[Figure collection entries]
- - -

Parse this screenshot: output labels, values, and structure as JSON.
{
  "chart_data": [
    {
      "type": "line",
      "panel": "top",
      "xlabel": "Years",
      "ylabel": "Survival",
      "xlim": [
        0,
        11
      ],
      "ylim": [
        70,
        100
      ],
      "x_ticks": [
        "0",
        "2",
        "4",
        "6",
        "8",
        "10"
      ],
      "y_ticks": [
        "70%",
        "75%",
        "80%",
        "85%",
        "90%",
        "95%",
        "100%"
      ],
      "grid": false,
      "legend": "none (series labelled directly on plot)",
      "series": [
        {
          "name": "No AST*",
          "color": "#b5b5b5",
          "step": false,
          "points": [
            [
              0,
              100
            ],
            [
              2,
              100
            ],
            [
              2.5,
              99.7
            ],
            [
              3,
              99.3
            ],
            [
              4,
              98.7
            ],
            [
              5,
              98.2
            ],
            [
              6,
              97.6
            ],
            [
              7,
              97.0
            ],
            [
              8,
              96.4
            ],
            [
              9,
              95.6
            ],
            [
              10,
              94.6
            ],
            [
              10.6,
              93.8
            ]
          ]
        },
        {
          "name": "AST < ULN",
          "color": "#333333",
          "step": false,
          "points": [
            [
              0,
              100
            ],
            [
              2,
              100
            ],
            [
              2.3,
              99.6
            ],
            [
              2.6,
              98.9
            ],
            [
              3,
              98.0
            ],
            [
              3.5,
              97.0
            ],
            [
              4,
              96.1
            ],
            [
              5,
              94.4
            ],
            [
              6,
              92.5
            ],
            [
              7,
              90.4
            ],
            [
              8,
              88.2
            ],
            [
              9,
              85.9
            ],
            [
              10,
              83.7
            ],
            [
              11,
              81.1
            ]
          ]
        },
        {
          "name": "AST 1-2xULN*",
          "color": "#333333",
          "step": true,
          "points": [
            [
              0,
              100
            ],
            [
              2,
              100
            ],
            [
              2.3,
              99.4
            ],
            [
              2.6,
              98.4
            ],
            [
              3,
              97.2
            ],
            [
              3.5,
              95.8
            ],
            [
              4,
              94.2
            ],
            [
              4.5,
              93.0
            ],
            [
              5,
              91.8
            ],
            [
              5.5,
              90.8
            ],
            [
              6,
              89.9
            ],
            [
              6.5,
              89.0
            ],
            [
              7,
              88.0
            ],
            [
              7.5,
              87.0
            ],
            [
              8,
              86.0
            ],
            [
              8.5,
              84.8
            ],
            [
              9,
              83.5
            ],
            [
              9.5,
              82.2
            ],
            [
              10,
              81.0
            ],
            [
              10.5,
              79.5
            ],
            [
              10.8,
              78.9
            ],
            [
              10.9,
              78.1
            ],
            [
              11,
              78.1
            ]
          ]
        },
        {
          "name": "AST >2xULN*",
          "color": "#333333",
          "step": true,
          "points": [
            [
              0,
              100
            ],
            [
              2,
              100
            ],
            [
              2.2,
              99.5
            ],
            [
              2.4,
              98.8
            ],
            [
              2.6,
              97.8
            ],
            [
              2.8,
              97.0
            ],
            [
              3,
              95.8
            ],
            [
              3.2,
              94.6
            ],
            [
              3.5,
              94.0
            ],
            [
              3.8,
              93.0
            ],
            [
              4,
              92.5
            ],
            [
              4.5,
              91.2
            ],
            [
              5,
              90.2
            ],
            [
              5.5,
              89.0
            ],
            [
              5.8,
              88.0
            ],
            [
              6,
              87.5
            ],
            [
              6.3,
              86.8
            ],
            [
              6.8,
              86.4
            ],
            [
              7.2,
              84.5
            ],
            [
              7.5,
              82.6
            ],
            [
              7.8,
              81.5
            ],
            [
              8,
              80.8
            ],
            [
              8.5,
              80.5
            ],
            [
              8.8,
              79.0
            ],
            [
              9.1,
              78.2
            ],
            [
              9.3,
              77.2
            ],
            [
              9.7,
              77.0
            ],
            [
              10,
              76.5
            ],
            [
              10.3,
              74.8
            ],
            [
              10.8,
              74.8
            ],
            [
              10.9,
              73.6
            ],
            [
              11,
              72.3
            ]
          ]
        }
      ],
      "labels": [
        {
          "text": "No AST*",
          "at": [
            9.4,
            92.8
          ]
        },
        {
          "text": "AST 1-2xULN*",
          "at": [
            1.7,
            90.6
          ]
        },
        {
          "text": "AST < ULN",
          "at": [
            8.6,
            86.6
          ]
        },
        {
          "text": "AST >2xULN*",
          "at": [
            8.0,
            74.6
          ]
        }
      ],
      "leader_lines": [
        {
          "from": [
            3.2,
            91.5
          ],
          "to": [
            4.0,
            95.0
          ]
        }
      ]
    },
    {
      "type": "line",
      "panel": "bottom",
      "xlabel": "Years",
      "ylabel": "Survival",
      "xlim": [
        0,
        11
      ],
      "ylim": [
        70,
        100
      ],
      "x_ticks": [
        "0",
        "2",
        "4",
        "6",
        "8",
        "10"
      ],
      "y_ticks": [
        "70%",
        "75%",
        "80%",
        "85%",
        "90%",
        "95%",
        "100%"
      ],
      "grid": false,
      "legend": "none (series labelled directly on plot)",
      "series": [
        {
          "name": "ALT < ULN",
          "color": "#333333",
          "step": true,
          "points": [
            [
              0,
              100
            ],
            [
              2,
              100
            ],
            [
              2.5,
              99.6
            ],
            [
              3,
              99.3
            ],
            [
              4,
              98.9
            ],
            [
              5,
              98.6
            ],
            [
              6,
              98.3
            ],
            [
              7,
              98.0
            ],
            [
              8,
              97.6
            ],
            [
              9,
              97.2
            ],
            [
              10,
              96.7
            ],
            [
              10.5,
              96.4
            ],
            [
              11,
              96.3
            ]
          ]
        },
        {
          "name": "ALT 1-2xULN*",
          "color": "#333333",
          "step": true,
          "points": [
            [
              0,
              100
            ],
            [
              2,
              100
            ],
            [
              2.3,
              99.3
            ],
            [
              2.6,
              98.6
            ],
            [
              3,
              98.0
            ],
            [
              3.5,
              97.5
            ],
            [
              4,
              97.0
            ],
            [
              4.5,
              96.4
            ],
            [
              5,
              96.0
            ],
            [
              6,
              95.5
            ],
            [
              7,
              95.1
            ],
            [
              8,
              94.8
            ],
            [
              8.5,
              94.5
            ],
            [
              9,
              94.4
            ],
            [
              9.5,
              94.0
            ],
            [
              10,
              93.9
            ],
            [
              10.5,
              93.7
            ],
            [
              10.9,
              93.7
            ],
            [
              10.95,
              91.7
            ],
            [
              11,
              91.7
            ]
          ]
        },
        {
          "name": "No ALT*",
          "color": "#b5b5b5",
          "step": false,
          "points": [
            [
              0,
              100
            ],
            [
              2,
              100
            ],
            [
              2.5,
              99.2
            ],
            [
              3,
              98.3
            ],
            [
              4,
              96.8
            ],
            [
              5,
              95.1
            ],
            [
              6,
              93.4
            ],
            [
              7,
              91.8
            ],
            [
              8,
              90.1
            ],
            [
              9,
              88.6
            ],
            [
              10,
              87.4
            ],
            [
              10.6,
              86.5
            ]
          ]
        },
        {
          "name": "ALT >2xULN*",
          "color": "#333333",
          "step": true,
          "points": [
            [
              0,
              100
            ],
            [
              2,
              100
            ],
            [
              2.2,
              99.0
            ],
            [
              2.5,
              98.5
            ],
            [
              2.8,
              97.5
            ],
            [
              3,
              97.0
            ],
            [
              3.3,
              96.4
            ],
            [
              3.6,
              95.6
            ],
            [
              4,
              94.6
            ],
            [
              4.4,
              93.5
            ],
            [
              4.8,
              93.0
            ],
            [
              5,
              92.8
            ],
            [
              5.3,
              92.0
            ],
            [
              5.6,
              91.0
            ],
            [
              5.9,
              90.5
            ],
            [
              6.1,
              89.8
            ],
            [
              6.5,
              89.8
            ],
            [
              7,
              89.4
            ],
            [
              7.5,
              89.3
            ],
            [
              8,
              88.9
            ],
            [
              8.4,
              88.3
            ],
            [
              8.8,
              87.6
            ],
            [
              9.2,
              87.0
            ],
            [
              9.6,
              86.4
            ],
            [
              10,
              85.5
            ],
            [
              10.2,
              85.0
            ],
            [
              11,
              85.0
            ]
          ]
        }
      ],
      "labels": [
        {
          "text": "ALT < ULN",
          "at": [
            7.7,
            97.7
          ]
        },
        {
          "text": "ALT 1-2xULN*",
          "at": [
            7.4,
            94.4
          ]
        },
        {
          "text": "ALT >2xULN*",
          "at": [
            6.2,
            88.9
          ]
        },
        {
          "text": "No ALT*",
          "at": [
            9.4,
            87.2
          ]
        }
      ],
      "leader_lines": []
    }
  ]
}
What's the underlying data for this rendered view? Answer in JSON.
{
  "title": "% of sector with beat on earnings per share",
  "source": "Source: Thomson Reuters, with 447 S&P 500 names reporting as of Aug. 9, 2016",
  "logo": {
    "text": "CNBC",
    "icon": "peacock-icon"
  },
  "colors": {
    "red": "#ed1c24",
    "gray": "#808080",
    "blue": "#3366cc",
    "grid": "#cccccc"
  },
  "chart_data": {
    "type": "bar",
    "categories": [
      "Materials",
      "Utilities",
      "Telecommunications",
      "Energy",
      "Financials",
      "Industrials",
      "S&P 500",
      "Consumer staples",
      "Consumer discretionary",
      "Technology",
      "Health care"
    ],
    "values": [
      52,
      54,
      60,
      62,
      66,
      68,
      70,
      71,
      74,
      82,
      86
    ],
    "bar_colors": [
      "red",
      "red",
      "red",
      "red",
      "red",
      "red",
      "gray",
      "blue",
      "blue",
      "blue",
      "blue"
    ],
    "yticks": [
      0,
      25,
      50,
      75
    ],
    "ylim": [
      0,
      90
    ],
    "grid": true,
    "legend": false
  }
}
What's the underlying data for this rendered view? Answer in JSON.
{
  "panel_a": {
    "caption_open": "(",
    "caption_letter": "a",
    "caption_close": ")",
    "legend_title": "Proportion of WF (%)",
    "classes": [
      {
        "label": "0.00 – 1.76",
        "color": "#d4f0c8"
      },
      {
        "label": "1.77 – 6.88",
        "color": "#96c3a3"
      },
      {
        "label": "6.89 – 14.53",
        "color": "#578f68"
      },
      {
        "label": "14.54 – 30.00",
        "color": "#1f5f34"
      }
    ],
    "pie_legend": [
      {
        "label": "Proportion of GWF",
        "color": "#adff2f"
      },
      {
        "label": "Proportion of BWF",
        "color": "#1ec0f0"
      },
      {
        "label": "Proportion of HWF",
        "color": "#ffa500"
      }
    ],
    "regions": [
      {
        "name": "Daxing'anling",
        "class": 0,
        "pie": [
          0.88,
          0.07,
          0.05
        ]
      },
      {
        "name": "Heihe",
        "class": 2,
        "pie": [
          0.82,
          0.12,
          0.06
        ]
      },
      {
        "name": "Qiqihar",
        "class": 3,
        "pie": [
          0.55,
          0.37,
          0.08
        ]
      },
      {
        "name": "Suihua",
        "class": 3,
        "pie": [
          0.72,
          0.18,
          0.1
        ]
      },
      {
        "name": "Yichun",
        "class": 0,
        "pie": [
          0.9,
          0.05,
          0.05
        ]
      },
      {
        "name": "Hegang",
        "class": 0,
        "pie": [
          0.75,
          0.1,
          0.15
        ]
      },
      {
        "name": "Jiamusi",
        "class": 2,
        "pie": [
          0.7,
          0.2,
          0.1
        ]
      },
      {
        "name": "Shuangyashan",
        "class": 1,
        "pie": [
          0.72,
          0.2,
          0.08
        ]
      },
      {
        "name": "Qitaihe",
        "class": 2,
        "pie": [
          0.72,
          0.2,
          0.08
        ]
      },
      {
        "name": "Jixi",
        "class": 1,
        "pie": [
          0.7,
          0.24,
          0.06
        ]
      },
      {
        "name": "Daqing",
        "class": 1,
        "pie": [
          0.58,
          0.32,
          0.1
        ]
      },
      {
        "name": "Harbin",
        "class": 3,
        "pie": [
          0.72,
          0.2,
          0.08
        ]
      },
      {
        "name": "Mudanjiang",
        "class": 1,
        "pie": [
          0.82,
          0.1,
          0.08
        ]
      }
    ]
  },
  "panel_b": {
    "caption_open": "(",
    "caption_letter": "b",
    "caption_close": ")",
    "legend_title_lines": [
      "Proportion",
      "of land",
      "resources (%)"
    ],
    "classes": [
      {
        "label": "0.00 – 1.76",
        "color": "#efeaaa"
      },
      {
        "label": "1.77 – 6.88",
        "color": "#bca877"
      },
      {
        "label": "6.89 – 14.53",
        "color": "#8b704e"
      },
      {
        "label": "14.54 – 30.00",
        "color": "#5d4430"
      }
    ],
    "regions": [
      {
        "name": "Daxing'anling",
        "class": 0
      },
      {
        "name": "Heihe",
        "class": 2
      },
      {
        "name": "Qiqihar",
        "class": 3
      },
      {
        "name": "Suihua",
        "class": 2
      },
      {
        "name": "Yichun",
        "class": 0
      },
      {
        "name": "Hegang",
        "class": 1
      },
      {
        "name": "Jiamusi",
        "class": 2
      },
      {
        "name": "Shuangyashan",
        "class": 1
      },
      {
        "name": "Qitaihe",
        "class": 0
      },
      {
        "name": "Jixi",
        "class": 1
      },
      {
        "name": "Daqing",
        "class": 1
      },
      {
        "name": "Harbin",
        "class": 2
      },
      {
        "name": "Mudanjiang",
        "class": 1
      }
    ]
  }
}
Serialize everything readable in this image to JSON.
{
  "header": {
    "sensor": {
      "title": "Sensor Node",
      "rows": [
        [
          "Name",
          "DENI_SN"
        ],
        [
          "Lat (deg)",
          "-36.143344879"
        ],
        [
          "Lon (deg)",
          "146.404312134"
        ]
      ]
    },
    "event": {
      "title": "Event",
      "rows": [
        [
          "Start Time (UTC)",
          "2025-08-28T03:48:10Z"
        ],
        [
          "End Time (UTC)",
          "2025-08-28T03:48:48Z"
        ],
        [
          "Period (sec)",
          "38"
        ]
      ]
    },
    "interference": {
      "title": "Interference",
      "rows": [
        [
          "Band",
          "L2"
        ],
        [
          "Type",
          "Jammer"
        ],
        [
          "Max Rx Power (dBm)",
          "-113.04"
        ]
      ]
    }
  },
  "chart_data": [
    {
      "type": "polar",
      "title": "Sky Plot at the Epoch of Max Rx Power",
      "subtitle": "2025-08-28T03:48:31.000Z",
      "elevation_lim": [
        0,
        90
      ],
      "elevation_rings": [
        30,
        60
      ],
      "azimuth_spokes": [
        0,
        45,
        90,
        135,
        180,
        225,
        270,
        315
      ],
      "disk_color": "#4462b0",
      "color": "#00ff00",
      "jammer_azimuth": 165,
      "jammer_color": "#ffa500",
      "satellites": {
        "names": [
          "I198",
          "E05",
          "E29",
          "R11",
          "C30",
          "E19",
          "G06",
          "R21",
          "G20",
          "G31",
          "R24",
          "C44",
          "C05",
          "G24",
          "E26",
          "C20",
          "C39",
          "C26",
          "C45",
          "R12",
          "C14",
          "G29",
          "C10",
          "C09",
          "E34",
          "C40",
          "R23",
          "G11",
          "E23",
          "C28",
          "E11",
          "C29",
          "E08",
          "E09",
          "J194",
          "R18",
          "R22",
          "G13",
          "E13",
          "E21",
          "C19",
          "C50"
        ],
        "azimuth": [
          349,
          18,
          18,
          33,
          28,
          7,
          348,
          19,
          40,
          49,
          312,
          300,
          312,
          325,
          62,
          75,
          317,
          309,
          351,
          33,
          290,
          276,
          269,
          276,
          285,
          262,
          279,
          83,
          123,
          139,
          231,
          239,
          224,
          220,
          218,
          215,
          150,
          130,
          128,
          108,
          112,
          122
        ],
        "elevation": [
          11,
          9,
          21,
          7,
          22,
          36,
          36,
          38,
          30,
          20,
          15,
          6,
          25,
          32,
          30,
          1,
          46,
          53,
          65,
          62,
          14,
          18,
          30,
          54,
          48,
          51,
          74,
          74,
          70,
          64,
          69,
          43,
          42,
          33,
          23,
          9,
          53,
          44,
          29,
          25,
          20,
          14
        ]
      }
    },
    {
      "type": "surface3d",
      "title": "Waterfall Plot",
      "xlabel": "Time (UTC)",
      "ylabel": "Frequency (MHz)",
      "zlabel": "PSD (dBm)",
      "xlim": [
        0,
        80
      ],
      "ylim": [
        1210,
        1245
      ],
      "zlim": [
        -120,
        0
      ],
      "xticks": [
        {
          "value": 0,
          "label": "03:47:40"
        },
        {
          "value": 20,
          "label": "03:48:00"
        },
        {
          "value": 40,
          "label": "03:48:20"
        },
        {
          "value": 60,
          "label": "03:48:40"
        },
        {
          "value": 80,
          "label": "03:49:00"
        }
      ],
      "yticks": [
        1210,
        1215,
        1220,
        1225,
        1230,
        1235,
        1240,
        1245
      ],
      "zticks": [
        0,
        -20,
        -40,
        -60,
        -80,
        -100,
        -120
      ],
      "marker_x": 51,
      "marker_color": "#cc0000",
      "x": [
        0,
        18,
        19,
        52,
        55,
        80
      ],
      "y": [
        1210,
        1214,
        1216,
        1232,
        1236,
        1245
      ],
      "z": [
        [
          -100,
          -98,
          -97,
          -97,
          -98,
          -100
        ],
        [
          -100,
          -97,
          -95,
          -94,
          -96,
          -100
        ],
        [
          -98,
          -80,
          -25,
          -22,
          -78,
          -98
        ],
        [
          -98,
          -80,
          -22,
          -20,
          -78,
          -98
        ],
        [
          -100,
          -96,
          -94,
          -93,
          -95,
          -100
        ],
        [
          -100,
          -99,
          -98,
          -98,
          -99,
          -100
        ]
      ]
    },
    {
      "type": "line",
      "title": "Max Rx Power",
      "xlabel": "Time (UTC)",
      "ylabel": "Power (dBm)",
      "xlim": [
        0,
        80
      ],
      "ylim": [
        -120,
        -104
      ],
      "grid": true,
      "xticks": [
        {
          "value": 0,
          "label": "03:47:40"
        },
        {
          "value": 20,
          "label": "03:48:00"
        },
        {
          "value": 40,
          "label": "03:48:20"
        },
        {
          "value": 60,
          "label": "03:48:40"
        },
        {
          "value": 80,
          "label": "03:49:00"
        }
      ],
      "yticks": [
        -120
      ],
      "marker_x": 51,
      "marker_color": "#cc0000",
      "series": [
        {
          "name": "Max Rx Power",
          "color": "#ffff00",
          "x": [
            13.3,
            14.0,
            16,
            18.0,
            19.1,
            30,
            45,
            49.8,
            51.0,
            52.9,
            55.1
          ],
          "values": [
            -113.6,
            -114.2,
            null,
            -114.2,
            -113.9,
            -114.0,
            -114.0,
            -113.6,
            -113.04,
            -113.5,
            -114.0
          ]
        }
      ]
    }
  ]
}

- - -

REQUIRED WORK:
From the listing above, collect every line that mentions the word "values".

WRITTEN SOLUTION:
Parse this screenshot: output labels, values, and structure as JSON.
    "values": [
          "values": [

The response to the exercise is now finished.